** Records for this exercise **
——

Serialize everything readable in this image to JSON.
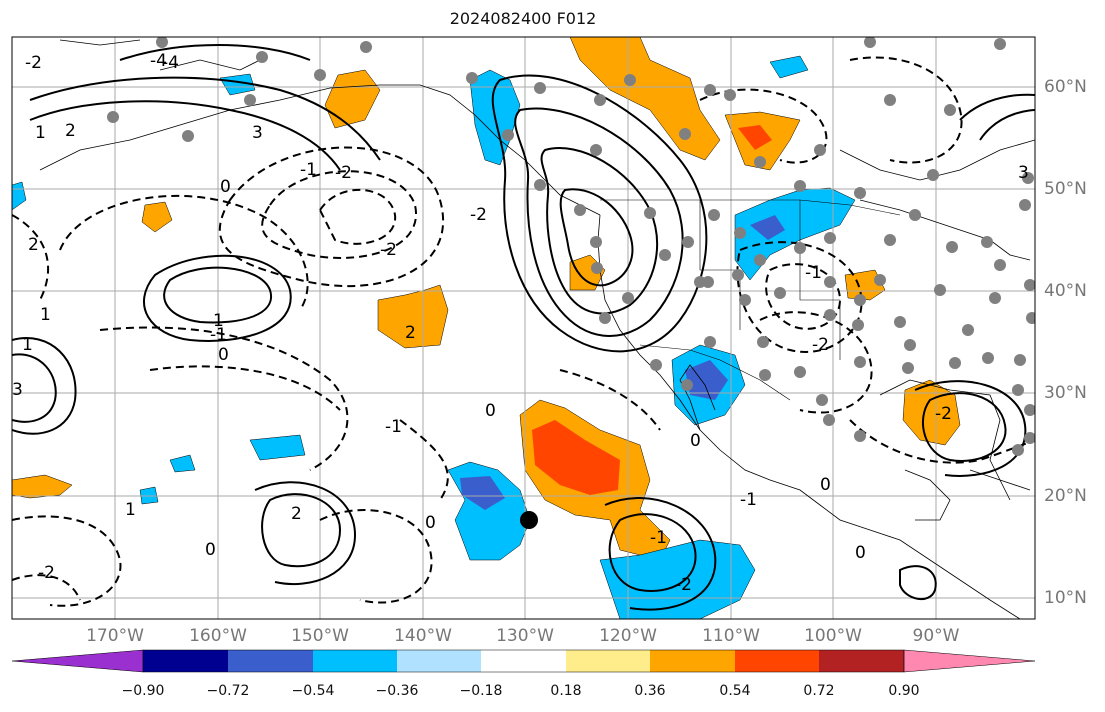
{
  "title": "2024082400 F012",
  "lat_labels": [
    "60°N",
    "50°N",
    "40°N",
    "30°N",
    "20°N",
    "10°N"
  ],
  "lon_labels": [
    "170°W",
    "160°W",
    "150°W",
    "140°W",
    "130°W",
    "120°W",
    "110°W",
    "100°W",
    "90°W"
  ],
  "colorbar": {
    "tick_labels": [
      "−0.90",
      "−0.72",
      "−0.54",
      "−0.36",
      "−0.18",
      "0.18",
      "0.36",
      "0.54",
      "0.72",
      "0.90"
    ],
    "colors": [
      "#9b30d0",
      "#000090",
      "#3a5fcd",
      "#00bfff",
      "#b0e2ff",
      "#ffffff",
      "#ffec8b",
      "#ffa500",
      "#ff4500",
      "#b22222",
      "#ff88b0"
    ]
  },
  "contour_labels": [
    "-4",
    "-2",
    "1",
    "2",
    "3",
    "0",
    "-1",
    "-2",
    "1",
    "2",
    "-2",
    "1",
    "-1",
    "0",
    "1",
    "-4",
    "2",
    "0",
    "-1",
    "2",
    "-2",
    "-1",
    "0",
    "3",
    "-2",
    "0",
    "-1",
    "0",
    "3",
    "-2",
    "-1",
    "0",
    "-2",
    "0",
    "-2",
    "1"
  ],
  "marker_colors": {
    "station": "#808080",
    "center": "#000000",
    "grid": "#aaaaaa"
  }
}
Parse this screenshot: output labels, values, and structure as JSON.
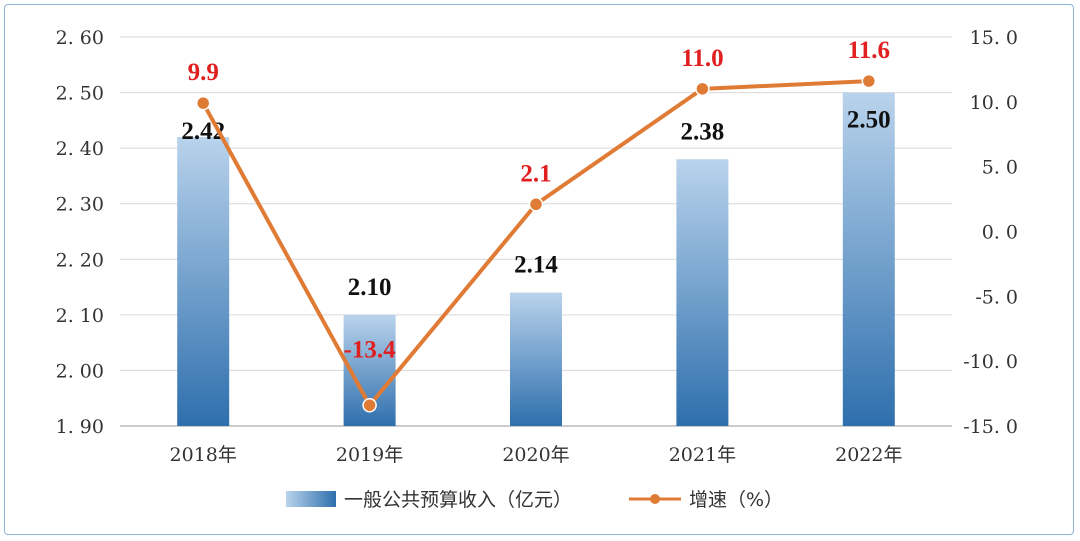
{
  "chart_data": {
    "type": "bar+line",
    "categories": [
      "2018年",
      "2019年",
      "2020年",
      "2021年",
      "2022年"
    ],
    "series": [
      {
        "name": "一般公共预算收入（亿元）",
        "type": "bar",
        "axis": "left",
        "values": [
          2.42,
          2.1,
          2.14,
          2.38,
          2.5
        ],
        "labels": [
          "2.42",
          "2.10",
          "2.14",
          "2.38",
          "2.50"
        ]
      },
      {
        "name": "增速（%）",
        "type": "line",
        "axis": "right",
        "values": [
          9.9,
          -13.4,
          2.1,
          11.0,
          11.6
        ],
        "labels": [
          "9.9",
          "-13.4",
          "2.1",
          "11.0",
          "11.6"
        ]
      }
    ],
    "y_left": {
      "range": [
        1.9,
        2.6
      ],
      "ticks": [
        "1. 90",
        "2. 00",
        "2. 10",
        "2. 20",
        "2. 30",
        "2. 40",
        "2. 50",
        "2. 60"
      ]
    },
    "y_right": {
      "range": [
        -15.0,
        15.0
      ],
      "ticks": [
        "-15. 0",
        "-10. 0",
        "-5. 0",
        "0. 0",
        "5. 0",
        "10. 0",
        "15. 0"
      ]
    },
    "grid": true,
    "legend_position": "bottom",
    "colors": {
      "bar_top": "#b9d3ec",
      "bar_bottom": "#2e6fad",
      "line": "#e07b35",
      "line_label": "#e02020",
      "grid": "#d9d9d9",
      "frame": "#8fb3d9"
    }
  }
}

——

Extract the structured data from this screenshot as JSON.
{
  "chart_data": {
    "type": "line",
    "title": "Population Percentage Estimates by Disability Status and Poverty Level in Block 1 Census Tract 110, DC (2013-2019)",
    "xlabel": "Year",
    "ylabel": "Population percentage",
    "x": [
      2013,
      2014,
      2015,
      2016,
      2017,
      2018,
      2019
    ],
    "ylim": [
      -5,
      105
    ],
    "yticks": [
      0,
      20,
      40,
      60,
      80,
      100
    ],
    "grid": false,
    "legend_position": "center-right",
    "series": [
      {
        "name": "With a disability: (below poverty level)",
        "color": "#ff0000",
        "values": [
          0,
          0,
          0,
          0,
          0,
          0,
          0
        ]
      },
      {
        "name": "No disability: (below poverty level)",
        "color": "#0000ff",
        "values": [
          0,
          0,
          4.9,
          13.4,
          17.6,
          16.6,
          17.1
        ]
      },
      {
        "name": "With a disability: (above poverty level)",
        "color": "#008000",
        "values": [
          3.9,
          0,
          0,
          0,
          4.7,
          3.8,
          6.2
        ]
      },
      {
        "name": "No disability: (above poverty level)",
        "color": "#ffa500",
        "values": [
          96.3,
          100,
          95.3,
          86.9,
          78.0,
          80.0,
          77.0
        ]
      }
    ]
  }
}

——

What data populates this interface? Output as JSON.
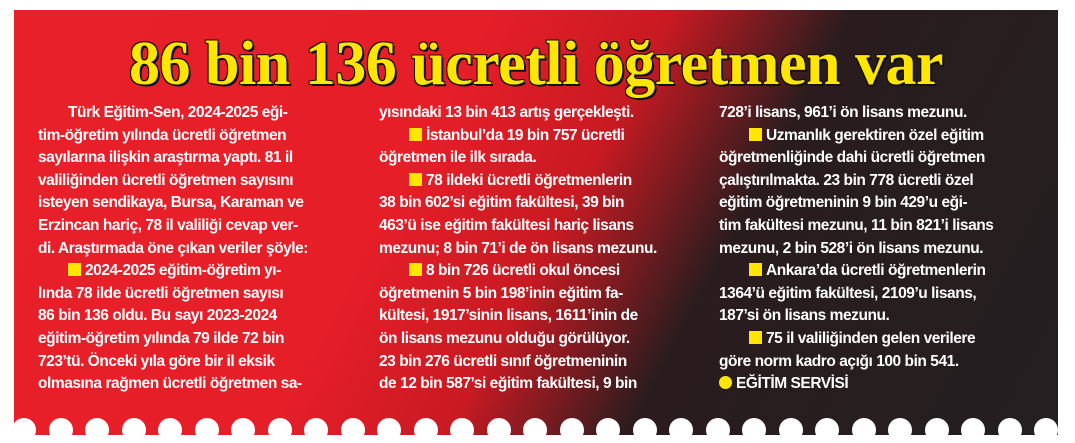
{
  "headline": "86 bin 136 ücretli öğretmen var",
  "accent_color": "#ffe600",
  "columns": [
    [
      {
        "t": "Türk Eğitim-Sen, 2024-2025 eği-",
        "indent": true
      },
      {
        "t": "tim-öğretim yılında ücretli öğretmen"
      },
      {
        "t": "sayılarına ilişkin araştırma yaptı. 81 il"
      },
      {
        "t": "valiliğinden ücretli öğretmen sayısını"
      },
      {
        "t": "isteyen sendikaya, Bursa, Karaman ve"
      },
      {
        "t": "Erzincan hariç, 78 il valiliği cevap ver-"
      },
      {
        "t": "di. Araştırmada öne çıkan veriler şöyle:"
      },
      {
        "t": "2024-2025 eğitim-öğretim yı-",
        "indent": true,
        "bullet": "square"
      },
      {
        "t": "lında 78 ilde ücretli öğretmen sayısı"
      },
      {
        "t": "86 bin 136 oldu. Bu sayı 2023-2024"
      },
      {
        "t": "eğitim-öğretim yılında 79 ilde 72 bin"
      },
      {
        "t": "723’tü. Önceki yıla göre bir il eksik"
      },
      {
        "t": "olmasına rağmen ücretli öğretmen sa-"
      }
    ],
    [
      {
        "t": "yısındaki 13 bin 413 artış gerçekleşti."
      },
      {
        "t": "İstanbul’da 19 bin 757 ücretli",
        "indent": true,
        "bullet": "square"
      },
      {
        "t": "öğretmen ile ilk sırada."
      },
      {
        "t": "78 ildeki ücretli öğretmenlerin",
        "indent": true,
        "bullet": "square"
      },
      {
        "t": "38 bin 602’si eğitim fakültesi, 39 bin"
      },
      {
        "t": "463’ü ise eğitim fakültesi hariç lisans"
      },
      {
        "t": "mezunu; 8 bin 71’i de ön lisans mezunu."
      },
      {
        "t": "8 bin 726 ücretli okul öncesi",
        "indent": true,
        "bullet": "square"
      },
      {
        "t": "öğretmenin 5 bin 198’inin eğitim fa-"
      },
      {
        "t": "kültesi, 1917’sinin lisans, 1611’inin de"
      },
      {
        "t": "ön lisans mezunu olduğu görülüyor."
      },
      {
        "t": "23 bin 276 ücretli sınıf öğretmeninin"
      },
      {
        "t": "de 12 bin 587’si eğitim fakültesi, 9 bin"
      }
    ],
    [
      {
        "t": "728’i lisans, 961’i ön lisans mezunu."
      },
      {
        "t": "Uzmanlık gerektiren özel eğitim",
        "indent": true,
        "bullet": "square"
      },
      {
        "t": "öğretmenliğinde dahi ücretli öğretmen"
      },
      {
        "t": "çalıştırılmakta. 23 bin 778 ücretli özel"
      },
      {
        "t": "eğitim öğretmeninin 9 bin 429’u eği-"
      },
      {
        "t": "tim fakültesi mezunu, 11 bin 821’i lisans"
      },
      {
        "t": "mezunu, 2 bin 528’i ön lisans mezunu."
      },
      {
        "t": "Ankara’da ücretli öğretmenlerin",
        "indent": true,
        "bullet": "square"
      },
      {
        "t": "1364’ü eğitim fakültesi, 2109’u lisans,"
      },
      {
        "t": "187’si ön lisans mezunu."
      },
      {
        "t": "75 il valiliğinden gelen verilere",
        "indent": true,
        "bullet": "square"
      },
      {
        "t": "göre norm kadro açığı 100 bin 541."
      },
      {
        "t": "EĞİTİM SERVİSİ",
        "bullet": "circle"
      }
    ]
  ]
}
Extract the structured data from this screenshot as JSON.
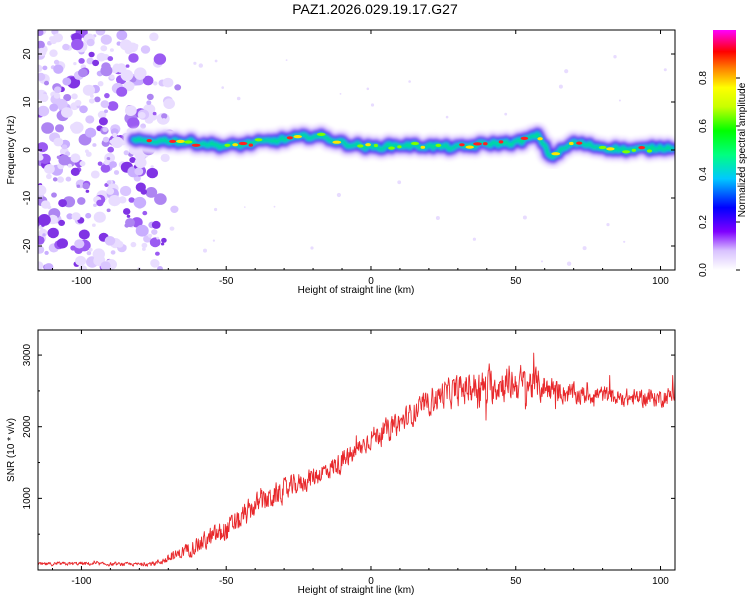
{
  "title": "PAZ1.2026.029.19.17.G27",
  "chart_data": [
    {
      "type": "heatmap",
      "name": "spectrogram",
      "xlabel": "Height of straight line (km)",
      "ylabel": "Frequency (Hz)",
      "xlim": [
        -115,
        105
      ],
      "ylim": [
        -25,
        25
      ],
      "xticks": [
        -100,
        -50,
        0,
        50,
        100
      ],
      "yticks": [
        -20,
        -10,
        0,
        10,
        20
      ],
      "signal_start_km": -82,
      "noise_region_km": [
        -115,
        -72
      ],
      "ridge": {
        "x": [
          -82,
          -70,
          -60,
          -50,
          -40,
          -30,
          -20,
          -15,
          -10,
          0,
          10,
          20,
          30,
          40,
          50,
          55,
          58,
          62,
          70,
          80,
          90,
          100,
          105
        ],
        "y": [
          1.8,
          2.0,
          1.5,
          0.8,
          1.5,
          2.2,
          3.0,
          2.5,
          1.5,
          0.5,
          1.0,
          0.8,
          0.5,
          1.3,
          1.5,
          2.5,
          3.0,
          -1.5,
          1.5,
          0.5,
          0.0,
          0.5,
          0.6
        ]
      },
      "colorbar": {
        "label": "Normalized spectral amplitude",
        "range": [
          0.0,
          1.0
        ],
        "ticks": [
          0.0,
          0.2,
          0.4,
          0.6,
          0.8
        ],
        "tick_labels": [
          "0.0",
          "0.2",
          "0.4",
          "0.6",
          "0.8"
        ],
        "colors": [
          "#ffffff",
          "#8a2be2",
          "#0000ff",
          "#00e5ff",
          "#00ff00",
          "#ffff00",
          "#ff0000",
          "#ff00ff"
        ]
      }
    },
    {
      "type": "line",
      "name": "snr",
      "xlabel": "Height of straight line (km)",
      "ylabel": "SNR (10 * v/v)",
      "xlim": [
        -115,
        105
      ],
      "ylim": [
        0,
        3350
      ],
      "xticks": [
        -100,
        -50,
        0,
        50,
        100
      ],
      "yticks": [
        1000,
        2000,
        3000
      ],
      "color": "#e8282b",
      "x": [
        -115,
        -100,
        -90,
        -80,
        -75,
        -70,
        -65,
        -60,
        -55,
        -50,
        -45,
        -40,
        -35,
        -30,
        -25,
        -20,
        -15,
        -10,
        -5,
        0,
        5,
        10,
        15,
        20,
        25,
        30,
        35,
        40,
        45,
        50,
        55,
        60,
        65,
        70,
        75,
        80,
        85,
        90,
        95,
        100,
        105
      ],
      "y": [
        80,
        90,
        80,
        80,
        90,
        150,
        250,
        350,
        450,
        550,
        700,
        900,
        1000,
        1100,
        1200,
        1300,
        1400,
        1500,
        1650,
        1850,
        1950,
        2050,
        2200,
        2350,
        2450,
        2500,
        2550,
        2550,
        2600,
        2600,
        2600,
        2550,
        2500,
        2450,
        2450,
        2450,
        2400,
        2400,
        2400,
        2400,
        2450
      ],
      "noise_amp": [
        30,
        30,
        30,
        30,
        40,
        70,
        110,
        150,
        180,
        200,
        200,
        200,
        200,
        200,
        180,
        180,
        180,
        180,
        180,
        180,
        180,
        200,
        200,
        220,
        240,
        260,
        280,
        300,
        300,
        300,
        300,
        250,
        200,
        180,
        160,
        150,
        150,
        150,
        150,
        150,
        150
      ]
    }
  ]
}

——

** What to produce **
Filter the data, keeping only the lines that contain "center".

** Output of the task **
    "center": "#000000",
    "legend_position": "center-right",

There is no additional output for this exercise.